Aim ▸
State how many lines of the listing below include the word "Google". Give only the number.

╭──

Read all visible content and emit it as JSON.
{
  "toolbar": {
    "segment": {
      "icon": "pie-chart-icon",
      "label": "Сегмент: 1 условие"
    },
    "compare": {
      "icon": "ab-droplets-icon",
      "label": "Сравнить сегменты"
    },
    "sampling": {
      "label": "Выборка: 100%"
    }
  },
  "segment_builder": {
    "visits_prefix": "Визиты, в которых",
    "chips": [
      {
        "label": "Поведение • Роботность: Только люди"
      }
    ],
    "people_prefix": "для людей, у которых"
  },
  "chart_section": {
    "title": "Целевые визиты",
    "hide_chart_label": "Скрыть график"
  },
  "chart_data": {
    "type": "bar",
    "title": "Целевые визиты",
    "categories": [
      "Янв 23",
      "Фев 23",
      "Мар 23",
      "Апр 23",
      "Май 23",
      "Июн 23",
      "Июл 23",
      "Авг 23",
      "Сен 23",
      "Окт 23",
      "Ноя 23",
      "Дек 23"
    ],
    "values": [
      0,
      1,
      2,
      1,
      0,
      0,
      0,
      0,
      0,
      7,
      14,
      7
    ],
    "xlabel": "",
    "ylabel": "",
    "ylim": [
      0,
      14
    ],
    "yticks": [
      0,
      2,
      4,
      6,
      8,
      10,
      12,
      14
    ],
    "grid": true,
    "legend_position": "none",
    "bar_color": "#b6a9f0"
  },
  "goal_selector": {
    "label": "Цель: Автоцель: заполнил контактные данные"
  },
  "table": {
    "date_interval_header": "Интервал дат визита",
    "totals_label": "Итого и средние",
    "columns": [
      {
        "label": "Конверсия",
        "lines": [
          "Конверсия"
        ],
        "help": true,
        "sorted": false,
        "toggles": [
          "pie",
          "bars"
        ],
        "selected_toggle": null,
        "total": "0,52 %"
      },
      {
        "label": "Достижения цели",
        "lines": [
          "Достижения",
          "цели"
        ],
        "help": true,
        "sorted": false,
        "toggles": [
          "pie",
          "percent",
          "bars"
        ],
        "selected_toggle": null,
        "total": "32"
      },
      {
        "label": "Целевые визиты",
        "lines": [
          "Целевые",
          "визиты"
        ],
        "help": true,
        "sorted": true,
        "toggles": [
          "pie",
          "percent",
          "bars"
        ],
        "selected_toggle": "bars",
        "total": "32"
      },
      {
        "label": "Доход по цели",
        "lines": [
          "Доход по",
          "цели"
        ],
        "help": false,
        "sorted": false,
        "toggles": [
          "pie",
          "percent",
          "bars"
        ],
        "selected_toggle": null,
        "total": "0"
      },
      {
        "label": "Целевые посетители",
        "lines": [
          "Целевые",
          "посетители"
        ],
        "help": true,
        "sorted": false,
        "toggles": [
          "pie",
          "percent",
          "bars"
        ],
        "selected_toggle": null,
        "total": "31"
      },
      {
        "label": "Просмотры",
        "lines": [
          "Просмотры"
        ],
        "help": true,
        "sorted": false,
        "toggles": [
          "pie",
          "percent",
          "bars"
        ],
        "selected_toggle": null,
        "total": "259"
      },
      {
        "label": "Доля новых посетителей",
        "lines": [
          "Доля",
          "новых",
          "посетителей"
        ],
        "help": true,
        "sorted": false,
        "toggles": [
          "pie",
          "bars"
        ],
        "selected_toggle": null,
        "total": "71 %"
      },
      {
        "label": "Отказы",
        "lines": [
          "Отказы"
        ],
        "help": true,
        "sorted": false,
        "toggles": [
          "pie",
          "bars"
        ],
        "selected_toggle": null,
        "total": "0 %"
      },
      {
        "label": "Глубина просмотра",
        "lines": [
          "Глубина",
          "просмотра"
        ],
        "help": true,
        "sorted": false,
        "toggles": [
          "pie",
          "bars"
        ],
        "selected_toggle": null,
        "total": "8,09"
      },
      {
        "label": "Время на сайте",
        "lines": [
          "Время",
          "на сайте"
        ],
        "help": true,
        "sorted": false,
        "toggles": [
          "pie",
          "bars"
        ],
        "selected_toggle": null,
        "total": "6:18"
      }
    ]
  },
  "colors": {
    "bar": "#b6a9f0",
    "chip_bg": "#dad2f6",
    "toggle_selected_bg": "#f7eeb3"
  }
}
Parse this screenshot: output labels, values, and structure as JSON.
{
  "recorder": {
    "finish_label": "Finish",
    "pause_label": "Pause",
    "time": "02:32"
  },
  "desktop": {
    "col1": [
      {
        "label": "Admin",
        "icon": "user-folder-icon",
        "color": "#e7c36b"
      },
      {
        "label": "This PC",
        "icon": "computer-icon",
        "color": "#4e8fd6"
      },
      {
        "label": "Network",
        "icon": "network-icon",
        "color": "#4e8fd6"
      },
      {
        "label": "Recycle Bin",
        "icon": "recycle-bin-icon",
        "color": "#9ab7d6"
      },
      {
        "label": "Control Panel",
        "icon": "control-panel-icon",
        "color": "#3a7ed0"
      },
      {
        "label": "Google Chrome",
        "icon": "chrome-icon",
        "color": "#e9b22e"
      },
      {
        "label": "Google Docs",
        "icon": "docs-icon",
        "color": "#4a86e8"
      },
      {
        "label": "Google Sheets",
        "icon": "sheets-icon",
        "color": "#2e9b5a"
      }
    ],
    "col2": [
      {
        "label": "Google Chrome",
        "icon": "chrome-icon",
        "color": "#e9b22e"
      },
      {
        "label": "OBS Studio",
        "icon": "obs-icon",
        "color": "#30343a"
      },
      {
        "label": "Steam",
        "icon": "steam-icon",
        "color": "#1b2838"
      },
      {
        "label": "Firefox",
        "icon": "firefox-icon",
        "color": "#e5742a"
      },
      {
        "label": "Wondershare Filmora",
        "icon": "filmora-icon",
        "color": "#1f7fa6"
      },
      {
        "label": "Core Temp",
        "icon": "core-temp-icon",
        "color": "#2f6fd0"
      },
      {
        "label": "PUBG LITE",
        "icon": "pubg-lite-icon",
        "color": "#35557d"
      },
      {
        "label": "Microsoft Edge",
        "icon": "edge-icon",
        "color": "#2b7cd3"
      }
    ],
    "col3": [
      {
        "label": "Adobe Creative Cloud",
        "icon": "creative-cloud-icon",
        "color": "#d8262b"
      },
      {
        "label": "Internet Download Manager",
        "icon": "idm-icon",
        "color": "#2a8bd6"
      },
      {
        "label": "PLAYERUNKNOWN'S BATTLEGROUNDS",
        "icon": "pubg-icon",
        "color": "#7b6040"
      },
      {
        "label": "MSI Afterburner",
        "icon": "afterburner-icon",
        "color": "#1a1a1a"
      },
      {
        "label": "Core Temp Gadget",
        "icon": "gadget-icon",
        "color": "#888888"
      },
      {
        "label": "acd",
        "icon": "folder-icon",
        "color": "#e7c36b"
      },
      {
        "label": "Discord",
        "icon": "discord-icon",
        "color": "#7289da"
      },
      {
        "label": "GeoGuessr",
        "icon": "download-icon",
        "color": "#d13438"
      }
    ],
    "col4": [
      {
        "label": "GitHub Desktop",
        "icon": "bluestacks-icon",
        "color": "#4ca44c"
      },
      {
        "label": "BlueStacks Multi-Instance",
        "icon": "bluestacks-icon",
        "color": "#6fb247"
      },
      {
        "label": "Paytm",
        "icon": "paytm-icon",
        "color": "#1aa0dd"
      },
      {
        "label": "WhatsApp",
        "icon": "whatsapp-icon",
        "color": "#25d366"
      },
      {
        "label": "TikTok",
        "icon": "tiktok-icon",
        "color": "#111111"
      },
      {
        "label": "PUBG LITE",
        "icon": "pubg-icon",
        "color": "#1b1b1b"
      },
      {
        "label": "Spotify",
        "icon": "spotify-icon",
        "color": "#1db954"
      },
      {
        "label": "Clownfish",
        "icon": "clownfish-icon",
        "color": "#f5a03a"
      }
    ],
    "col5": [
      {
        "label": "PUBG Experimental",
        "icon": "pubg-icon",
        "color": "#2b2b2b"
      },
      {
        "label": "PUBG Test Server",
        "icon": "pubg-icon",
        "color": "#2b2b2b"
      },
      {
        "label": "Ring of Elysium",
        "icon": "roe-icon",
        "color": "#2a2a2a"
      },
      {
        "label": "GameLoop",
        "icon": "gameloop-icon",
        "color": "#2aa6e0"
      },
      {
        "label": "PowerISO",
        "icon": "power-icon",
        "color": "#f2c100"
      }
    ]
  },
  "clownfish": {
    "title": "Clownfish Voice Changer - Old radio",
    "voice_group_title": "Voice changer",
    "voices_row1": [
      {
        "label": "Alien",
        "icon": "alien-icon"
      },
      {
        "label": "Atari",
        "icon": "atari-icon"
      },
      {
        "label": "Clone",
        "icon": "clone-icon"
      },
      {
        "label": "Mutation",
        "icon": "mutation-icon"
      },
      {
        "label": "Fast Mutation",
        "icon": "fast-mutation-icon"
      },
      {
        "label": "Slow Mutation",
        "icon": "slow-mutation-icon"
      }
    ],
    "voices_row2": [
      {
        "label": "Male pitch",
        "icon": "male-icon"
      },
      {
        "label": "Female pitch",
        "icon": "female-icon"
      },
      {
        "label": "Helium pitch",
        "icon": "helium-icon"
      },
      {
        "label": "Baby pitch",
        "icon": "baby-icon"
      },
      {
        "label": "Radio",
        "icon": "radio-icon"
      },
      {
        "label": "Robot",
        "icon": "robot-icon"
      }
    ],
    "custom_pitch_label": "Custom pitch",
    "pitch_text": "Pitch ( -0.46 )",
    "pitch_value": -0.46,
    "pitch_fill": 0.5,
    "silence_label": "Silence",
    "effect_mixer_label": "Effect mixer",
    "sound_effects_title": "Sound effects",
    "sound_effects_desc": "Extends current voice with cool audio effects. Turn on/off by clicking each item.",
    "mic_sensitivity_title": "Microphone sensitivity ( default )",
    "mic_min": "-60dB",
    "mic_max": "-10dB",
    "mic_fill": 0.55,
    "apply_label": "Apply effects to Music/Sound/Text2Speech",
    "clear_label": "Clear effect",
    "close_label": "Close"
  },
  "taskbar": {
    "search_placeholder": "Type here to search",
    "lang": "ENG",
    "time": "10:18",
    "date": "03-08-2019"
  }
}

╰──

Reply to the exercise ▸
4